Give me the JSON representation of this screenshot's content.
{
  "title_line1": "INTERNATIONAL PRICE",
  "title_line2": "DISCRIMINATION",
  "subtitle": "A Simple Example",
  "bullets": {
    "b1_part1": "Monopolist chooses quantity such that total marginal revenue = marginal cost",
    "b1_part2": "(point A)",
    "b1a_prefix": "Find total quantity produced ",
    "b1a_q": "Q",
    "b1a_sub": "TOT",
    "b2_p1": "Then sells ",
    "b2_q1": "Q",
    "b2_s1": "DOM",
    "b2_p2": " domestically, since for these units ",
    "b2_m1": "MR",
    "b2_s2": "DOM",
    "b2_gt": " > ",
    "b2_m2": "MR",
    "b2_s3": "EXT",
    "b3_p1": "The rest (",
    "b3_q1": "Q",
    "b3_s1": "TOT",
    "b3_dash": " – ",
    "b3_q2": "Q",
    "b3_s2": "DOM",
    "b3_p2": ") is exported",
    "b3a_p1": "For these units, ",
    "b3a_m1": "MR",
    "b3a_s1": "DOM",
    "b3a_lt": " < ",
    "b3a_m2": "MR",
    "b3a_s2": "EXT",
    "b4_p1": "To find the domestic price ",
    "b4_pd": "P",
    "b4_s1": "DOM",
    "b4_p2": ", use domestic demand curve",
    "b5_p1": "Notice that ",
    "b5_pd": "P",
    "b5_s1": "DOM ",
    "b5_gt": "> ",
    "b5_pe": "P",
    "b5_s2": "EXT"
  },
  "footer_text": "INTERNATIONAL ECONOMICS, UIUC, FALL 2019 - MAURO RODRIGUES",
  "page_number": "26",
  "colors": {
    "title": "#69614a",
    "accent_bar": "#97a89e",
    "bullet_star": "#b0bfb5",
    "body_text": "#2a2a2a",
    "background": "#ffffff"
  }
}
_____
[WHAT YOU SHOULD DO] Write the data out again in full and exactly.

[SOLUTION TO THE EXERCISE]
Give me the JSON representation of this screenshot's content.
{
  "title_line1": "INTERNATIONAL PRICE",
  "title_line2": "DISCRIMINATION",
  "subtitle": "A Simple Example",
  "bullets": {
    "b1_part1": "Monopolist chooses quantity such that total marginal revenue = marginal cost",
    "b1_part2": "(point A)",
    "b1a_prefix": "Find total quantity produced ",
    "b1a_q": "Q",
    "b1a_sub": "TOT",
    "b2_p1": "Then sells ",
    "b2_q1": "Q",
    "b2_s1": "DOM",
    "b2_p2": " domestically, since for these units ",
    "b2_m1": "MR",
    "b2_s2": "DOM",
    "b2_gt": " > ",
    "b2_m2": "MR",
    "b2_s3": "EXT",
    "b3_p1": "The rest (",
    "b3_q1": "Q",
    "b3_s1": "TOT",
    "b3_dash": " – ",
    "b3_q2": "Q",
    "b3_s2": "DOM",
    "b3_p2": ") is exported",
    "b3a_p1": "For these units, ",
    "b3a_m1": "MR",
    "b3a_s1": "DOM",
    "b3a_lt": " < ",
    "b3a_m2": "MR",
    "b3a_s2": "EXT",
    "b4_p1": "To find the domestic price ",
    "b4_pd": "P",
    "b4_s1": "DOM",
    "b4_p2": ", use domestic demand curve",
    "b5_p1": "Notice that ",
    "b5_pd": "P",
    "b5_s1": "DOM ",
    "b5_gt": "> ",
    "b5_pe": "P",
    "b5_s2": "EXT"
  },
  "footer_text": "INTERNATIONAL ECONOMICS, UIUC, FALL 2019 - MAURO RODRIGUES",
  "page_number": "26",
  "colors": {
    "title": "#69614a",
    "accent_bar": "#97a89e",
    "bullet_star": "#b0bfb5",
    "body_text": "#2a2a2a",
    "background": "#ffffff"
  }
}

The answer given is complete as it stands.